Give back the whole listing exactly as shown.

* START Records supplied *

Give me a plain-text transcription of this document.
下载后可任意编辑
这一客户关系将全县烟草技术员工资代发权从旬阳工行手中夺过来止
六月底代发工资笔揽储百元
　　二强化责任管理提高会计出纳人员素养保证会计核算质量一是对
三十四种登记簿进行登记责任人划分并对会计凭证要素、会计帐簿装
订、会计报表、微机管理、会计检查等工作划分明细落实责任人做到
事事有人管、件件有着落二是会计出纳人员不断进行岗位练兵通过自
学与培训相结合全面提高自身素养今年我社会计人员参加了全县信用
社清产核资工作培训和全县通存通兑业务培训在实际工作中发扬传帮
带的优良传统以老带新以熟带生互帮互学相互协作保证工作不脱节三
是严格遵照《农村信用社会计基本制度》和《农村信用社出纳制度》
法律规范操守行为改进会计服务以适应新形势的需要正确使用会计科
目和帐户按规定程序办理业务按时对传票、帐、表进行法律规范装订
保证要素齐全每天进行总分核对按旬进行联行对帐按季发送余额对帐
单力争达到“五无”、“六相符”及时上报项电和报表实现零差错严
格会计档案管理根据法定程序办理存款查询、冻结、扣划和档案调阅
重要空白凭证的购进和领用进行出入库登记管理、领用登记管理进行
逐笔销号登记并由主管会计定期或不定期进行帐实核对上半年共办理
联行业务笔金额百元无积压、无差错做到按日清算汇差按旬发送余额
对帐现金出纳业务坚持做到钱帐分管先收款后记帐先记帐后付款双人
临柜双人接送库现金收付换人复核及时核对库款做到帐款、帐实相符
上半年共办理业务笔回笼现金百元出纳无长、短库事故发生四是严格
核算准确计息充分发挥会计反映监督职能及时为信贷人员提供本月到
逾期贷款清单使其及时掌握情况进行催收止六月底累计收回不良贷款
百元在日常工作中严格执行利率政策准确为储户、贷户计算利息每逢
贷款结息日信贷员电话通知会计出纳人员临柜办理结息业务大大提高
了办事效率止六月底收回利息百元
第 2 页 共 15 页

* END Records supplied *

Complete response:
Give me a plain-text transcription of this document.
下载后可任意编辑
这一客户关系将全县烟草技术员工资代发权从旬阳工行手中夺过来止
六月底代发工资笔揽储百元
　　二强化责任管理提高会计出纳人员素养保证会计核算质量一是对
三十四种登记簿进行登记责任人划分并对会计凭证要素、会计帐簿装
订、会计报表、微机管理、会计检查等工作划分明细落实责任人做到
事事有人管、件件有着落二是会计出纳人员不断进行岗位练兵通过自
学与培训相结合全面提高自身素养今年我社会计人员参加了全县信用
社清产核资工作培训和全县通存通兑业务培训在实际工作中发扬传帮
带的优良传统以老带新以熟带生互帮互学相互协作保证工作不脱节三
是严格遵照《农村信用社会计基本制度》和《农村信用社出纳制度》
法律规范操守行为改进会计服务以适应新形势的需要正确使用会计科
目和帐户按规定程序办理业务按时对传票、帐、表进行法律规范装订
保证要素齐全每天进行总分核对按旬进行联行对帐按季发送余额对帐
单力争达到“五无”、“六相符”及时上报项电和报表实现零差错严
格会计档案管理根据法定程序办理存款查询、冻结、扣划和档案调阅
重要空白凭证的购进和领用进行出入库登记管理、领用登记管理进行
逐笔销号登记并由主管会计定期或不定期进行帐实核对上半年共办理
联行业务笔金额百元无积压、无差错做到按日清算汇差按旬发送余额
对帐现金出纳业务坚持做到钱帐分管先收款后记帐先记帐后付款双人
临柜双人接送库现金收付换人复核及时核对库款做到帐款、帐实相符
上半年共办理业务笔回笼现金百元出纳无长、短库事故发生四是严格
核算准确计息充分发挥会计反映监督职能及时为信贷人员提供本月到
逾期贷款清单使其及时掌握情况进行催收止六月底累计收回不良贷款
百元在日常工作中严格执行利率政策准确为储户、贷户计算利息每逢
贷款结息日信贷员电话通知会计出纳人员临柜办理结息业务大大提高
了办事效率止六月底收回利息百元
第 2 页 共 15 页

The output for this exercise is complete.